__What the task asks__:
Reading down the listing below, count the lines where the word "работ" shows up, then give only that count.

__Records__:
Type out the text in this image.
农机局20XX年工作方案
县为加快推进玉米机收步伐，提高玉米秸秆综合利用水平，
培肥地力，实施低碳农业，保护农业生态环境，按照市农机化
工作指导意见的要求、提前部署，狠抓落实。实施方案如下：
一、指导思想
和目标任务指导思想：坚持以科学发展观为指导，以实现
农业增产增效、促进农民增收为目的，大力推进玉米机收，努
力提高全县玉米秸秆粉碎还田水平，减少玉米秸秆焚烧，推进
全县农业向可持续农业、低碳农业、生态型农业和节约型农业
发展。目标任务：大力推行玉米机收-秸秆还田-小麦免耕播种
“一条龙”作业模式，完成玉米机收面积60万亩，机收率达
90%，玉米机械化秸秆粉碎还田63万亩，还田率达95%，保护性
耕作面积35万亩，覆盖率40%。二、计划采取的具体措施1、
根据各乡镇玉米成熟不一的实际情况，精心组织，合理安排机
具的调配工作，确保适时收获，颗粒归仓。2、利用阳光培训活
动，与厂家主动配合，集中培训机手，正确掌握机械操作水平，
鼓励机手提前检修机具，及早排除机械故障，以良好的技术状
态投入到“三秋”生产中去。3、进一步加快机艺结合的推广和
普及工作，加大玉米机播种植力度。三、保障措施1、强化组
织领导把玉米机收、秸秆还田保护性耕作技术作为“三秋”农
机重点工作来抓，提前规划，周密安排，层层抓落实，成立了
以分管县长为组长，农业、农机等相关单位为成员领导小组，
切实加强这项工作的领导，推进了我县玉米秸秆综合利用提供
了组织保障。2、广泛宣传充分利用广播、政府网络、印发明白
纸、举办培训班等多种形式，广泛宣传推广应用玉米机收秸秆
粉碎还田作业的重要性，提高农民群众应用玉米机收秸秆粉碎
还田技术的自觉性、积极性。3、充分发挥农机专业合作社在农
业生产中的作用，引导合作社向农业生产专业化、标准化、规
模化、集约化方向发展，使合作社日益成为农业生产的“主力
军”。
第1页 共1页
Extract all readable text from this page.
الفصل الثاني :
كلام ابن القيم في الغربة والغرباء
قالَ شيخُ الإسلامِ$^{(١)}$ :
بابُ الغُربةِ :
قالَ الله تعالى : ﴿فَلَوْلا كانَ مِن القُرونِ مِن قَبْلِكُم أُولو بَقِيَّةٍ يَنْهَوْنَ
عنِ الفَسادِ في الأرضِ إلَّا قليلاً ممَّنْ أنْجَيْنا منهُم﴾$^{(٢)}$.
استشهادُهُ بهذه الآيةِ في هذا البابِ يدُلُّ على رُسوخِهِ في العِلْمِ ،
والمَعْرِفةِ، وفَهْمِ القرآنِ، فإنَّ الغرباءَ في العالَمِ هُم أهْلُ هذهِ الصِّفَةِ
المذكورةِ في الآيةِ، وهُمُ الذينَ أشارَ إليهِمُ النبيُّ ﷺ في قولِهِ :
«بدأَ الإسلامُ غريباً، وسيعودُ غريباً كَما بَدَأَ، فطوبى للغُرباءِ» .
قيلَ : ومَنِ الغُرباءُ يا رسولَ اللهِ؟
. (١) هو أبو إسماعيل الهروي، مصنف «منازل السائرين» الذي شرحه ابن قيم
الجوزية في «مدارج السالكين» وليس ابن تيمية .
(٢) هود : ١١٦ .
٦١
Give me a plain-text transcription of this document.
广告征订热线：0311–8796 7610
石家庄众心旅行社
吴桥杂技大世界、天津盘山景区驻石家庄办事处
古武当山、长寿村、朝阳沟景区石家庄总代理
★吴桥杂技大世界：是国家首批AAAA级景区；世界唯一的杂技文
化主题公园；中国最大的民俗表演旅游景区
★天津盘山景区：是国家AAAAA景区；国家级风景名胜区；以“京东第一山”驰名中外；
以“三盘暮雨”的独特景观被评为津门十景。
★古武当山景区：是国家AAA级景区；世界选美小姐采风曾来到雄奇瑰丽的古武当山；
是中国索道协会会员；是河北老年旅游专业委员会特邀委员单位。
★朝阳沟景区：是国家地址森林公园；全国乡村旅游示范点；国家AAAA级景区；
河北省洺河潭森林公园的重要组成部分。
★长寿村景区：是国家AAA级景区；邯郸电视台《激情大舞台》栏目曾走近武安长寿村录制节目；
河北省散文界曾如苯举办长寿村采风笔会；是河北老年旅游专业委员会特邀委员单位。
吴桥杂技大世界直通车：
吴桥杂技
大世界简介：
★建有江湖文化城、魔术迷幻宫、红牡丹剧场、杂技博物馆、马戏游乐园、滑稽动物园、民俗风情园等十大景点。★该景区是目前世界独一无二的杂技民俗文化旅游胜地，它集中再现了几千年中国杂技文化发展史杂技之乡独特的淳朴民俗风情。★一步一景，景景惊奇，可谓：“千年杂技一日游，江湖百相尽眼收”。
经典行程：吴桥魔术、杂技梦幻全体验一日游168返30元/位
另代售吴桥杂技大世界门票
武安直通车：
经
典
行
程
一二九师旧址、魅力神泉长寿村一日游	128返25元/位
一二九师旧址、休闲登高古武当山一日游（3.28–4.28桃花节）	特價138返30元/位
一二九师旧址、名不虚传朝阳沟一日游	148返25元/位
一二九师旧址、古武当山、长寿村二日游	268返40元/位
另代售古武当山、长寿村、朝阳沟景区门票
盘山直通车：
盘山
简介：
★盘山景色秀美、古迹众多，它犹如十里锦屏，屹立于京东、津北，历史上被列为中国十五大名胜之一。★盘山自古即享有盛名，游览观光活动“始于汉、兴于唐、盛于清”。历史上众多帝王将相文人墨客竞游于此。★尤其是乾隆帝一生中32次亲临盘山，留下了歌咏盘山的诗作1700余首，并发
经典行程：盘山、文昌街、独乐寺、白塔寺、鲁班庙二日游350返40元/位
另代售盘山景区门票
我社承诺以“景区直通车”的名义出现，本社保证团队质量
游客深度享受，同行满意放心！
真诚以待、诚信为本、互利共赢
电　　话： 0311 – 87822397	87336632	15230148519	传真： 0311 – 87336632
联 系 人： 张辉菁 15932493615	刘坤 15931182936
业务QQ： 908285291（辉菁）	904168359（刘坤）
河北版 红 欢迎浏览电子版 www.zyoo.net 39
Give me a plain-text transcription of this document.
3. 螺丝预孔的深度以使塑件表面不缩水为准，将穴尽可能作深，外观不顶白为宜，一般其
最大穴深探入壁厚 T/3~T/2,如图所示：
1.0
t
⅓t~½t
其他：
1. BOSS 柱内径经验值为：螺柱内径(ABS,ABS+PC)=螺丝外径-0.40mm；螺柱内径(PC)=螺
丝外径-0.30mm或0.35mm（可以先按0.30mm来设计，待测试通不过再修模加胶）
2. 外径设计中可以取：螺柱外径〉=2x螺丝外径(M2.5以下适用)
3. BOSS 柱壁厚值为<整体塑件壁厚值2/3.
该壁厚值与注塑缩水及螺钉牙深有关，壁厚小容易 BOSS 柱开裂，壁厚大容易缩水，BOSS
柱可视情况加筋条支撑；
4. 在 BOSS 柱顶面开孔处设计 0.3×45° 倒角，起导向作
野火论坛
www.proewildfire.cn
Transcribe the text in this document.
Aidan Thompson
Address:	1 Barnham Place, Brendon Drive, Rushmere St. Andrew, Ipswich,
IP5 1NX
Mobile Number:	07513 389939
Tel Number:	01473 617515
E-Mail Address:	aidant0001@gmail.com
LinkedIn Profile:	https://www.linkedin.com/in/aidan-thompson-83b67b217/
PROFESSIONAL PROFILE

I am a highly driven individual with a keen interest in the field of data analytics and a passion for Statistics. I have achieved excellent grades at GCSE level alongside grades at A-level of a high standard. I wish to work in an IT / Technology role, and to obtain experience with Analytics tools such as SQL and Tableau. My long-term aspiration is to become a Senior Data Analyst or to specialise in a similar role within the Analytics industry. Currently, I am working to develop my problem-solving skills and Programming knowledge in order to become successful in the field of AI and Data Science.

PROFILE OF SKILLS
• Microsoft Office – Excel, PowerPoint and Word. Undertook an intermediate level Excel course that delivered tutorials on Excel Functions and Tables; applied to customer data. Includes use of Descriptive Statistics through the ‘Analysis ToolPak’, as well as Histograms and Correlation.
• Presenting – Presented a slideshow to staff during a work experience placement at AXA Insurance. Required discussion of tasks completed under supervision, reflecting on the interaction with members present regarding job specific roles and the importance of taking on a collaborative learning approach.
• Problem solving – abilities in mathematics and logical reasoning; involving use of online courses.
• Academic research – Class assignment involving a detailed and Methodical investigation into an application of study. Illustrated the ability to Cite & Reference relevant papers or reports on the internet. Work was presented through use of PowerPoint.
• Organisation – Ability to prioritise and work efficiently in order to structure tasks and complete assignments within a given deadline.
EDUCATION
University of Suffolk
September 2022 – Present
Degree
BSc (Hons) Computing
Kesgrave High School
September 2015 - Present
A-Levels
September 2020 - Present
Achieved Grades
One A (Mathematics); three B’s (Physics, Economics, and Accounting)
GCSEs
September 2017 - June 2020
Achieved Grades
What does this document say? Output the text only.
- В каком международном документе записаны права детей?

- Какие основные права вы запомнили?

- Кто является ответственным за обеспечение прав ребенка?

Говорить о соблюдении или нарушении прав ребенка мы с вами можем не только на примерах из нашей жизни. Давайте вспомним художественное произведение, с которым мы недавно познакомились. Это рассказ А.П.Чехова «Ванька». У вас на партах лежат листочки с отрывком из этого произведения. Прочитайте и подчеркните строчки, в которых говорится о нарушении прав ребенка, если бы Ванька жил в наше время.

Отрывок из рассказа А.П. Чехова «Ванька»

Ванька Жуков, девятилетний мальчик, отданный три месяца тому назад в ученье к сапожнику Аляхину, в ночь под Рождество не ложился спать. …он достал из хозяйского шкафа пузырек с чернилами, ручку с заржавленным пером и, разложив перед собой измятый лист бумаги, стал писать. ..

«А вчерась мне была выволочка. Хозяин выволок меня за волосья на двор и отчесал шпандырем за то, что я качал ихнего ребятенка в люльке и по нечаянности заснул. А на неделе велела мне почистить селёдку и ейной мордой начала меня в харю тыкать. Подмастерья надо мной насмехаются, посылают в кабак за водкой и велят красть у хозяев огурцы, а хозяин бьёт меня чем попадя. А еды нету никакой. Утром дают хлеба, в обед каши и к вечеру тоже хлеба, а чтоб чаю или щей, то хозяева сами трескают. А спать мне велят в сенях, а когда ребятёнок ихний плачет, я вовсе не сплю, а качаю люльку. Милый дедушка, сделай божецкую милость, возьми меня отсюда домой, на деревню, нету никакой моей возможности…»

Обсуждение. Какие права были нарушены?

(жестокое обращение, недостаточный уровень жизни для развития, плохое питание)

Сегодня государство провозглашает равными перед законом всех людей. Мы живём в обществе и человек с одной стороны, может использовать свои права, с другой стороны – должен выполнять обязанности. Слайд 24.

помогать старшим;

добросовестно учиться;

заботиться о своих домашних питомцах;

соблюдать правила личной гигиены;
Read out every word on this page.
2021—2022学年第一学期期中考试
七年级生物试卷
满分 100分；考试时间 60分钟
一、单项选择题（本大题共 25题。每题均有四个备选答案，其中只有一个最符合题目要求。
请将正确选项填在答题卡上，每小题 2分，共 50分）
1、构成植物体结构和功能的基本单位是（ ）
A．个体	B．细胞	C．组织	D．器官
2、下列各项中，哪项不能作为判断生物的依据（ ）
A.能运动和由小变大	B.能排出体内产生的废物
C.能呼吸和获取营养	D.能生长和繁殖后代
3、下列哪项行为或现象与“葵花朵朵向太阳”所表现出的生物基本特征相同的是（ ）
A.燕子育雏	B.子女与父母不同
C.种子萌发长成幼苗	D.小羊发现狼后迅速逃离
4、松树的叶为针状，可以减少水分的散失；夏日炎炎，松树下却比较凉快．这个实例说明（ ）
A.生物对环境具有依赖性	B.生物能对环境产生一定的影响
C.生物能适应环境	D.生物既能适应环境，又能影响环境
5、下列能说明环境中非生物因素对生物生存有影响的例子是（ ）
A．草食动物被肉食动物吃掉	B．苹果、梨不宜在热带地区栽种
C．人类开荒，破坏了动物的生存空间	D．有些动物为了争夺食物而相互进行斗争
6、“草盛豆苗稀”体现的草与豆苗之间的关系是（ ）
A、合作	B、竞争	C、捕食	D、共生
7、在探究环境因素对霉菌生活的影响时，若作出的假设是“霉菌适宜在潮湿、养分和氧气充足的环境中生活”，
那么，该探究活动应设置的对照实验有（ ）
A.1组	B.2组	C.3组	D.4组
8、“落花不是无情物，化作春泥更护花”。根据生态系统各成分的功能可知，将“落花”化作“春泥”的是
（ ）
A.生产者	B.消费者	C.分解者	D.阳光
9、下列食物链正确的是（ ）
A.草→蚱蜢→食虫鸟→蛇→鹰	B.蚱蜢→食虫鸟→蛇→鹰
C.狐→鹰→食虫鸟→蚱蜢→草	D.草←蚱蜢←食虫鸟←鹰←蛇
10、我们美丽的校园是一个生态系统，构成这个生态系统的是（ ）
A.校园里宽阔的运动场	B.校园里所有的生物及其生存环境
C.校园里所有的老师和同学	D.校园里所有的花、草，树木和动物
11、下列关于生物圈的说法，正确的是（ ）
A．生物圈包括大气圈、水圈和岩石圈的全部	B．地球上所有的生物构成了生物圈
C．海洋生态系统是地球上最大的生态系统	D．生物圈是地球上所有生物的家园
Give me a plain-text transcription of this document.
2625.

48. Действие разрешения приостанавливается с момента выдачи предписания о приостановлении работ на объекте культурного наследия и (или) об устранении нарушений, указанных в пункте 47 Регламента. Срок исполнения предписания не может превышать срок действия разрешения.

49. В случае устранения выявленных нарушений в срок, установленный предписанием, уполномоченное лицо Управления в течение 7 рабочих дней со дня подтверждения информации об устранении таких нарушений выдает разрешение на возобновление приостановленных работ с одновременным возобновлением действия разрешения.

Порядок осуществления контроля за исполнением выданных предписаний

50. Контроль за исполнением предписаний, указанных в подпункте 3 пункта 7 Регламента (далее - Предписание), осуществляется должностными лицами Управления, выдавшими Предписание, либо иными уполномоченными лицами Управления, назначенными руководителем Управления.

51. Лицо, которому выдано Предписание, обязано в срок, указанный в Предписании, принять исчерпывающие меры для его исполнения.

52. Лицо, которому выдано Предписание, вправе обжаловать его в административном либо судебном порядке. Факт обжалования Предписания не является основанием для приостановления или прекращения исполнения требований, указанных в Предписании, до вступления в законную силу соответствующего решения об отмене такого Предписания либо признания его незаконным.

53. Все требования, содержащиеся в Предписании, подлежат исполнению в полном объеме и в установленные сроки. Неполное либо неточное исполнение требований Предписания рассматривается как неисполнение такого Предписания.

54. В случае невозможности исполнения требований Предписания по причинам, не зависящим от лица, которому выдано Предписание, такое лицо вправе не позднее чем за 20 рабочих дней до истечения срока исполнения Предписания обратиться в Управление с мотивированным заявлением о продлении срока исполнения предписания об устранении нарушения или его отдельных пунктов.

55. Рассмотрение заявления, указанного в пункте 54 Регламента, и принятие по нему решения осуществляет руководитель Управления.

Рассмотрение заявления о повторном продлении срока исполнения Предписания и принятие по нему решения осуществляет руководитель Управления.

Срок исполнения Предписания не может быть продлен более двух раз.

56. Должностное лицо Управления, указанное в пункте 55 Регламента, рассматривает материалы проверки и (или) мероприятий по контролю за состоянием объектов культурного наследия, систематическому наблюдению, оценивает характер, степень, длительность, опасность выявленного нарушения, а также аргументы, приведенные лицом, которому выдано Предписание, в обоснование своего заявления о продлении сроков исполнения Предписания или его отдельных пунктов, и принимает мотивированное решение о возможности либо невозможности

__Written answer__:
2